### Stated goal
Transcribe each record below word for word.

-- Begin --

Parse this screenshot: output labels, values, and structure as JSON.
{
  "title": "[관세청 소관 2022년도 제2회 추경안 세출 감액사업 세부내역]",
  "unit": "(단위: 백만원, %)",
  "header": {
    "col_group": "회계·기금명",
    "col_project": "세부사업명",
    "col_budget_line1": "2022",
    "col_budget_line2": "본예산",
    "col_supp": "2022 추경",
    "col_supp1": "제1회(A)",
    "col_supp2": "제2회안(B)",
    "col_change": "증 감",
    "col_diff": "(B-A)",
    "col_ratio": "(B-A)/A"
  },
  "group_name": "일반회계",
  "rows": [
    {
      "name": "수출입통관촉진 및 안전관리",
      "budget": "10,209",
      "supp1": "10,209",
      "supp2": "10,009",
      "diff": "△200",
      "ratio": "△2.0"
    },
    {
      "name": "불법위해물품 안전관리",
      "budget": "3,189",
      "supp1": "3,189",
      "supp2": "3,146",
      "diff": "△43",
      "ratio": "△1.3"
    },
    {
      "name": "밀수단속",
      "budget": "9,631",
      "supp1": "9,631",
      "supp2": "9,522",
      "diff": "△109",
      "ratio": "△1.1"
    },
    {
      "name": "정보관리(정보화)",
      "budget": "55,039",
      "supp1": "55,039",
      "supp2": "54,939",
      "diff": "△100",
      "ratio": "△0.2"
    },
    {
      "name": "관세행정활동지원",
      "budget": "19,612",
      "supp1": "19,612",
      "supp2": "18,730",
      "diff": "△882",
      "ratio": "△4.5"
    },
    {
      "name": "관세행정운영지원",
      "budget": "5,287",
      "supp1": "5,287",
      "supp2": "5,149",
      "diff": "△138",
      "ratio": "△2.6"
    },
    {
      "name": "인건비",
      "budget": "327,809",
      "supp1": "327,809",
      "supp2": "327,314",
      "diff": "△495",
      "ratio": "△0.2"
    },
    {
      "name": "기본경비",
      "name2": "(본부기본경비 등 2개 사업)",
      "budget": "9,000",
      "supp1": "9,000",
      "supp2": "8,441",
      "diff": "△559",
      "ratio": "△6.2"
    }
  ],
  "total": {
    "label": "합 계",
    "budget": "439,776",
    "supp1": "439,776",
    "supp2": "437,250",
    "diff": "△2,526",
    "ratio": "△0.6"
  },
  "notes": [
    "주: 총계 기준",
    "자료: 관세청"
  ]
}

-- End --

### Final result
Parse this screenshot: output labels, values, and structure as JSON.
{
  "title": "[관세청 소관 2022년도 제2회 추경안 세출 감액사업 세부내역]",
  "unit": "(단위: 백만원, %)",
  "header": {
    "col_group": "회계·기금명",
    "col_project": "세부사업명",
    "col_budget_line1": "2022",
    "col_budget_line2": "본예산",
    "col_supp": "2022 추경",
    "col_supp1": "제1회(A)",
    "col_supp2": "제2회안(B)",
    "col_change": "증 감",
    "col_diff": "(B-A)",
    "col_ratio": "(B-A)/A"
  },
  "group_name": "일반회계",
  "rows": [
    {
      "name": "수출입통관촉진 및 안전관리",
      "budget": "10,209",
      "supp1": "10,209",
      "supp2": "10,009",
      "diff": "△200",
      "ratio": "△2.0"
    },
    {
      "name": "불법위해물품 안전관리",
      "budget": "3,189",
      "supp1": "3,189",
      "supp2": "3,146",
      "diff": "△43",
      "ratio": "△1.3"
    },
    {
      "name": "밀수단속",
      "budget": "9,631",
      "supp1": "9,631",
      "supp2": "9,522",
      "diff": "△109",
      "ratio": "△1.1"
    },
    {
      "name": "정보관리(정보화)",
      "budget": "55,039",
      "supp1": "55,039",
      "supp2": "54,939",
      "diff": "△100",
      "ratio": "△0.2"
    },
    {
      "name": "관세행정활동지원",
      "budget": "19,612",
      "supp1": "19,612",
      "supp2": "18,730",
      "diff": "△882",
      "ratio": "△4.5"
    },
    {
      "name": "관세행정운영지원",
      "budget": "5,287",
      "supp1": "5,287",
      "supp2": "5,149",
      "diff": "△138",
      "ratio": "△2.6"
    },
    {
      "name": "인건비",
      "budget": "327,809",
      "supp1": "327,809",
      "supp2": "327,314",
      "diff": "△495",
      "ratio": "△0.2"
    },
    {
      "name": "기본경비",
      "name2": "(본부기본경비 등 2개 사업)",
      "budget": "9,000",
      "supp1": "9,000",
      "supp2": "8,441",
      "diff": "△559",
      "ratio": "△6.2"
    }
  ],
  "total": {
    "label": "합 계",
    "budget": "439,776",
    "supp1": "439,776",
    "supp2": "437,250",
    "diff": "△2,526",
    "ratio": "△0.6"
  },
  "notes": [
    "주: 총계 기준",
    "자료: 관세청"
  ]
}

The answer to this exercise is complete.